══ Given data

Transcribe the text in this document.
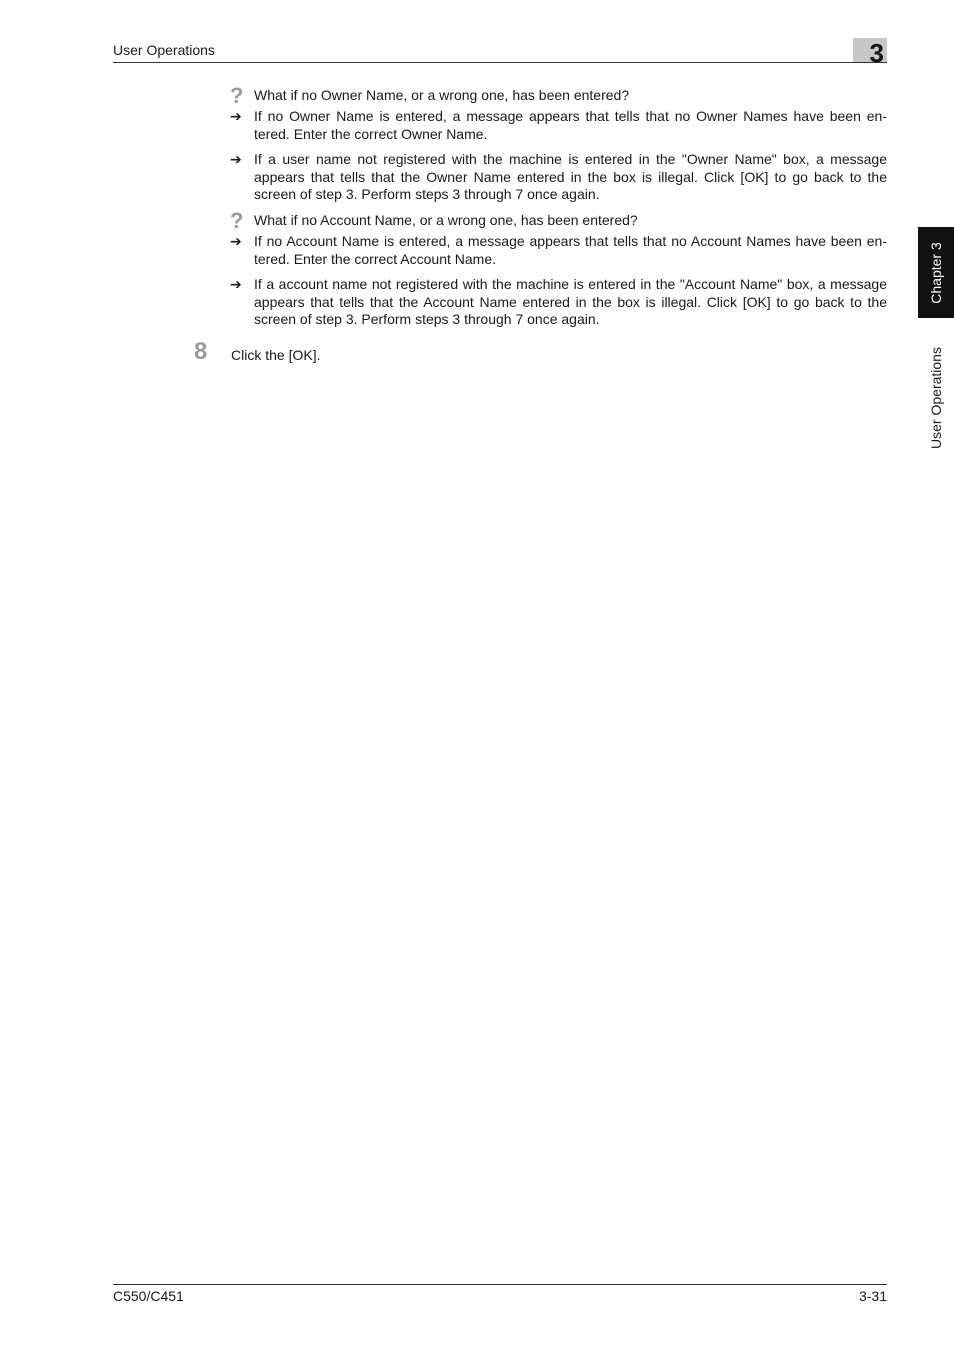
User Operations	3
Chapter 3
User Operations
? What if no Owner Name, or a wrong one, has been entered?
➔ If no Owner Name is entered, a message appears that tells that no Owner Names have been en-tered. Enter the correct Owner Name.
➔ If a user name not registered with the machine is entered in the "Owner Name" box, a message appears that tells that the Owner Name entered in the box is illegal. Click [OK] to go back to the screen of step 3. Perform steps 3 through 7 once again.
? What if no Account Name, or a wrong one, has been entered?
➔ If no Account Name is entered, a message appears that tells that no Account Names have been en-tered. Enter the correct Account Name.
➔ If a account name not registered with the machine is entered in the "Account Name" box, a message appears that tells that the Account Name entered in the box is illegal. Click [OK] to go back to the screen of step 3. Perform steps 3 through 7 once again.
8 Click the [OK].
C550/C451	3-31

════
══ Given data

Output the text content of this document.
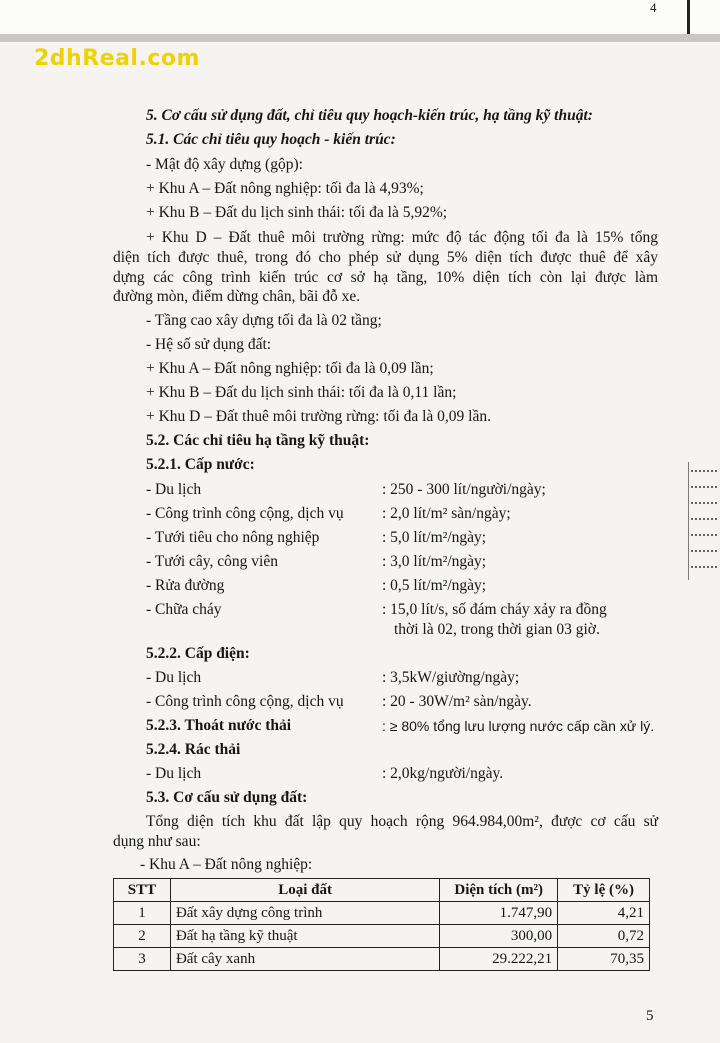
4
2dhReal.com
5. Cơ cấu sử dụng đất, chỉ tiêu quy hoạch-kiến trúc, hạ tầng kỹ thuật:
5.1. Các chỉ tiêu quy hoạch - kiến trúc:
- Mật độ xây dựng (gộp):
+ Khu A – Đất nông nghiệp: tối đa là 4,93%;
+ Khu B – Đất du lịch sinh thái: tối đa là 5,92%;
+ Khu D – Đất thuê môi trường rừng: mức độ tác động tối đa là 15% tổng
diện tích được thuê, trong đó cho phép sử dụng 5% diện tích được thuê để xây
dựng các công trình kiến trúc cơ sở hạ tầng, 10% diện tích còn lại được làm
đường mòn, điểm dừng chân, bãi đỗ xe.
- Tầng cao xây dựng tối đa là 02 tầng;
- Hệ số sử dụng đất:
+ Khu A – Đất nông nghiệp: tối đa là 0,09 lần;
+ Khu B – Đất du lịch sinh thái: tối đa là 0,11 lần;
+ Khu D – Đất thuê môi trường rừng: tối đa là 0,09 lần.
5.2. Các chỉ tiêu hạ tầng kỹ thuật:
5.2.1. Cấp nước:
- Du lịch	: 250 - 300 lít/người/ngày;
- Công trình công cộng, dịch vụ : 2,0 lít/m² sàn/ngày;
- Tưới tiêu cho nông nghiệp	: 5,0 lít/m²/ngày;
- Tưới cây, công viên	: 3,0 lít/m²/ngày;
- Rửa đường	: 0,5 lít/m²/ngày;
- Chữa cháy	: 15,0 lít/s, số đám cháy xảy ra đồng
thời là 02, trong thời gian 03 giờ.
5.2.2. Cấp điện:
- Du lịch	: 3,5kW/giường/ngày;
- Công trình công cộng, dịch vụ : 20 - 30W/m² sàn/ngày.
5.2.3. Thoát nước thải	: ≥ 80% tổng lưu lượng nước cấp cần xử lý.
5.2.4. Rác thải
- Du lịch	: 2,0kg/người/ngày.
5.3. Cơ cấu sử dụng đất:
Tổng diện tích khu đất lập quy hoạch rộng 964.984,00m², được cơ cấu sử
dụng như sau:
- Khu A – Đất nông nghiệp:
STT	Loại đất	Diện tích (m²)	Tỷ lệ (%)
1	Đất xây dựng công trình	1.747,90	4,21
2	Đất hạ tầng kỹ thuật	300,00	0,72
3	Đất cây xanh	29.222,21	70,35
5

════

■ **To be done**
Search the records for the word "nông", then list every line that has it.

■ **Worked solution**
+ Khu A – Đất nông nghiệp: tối đa là 4,93%;
+ Khu A – Đất nông nghiệp: tối đa là 0,09 lần;
- Tưới tiêu cho nông nghiệp	: 5,0 lít/m²/ngày;
- Khu A – Đất nông nghiệp:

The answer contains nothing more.